• WRITTEN TASK
Quote each line of the material verbatim, without the pictures.

• DATA ENTRIES
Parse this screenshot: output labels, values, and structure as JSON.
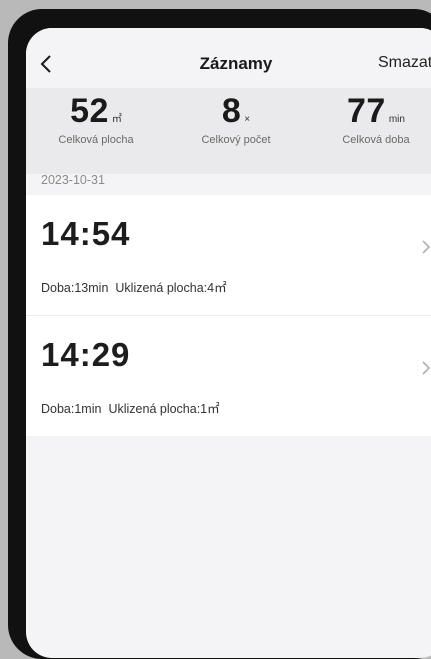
{
  "header": {
    "title": "Záznamy",
    "delete_label": "Smazat",
    "back_icon": "chevron-left-icon"
  },
  "stats": [
    {
      "value": "52",
      "unit": "㎡",
      "label": "Celková plocha"
    },
    {
      "value": "8",
      "unit": "×",
      "label": "Celkový počet"
    },
    {
      "value": "77",
      "unit": "min",
      "label": "Celková doba"
    }
  ],
  "date_group": "2023-10-31",
  "records": [
    {
      "time": "14:54",
      "duration": "Doba:13min",
      "area": "Uklizená plocha:4㎡",
      "chevron_icon": "chevron-right-icon"
    },
    {
      "time": "14:29",
      "duration": "Doba:1min",
      "area": "Uklizená plocha:1㎡",
      "chevron_icon": "chevron-right-icon"
    }
  ],
  "colors": {
    "background": "#f4f4f6",
    "stats_band": "#eaeaec",
    "card": "#ffffff",
    "frame": "#111111"
  }
}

• COMPLETED TASK
Parse this screenshot: output labels, values, and structure as JSON.
{
  "header": {
    "title": "Záznamy",
    "delete_label": "Smazat",
    "back_icon": "chevron-left-icon"
  },
  "stats": [
    {
      "value": "52",
      "unit": "㎡",
      "label": "Celková plocha"
    },
    {
      "value": "8",
      "unit": "×",
      "label": "Celkový počet"
    },
    {
      "value": "77",
      "unit": "min",
      "label": "Celková doba"
    }
  ],
  "date_group": "2023-10-31",
  "records": [
    {
      "time": "14:54",
      "duration": "Doba:13min",
      "area": "Uklizená plocha:4㎡",
      "chevron_icon": "chevron-right-icon"
    },
    {
      "time": "14:29",
      "duration": "Doba:1min",
      "area": "Uklizená plocha:1㎡",
      "chevron_icon": "chevron-right-icon"
    }
  ],
  "colors": {
    "background": "#f4f4f6",
    "stats_band": "#eaeaec",
    "card": "#ffffff",
    "frame": "#111111"
  }
}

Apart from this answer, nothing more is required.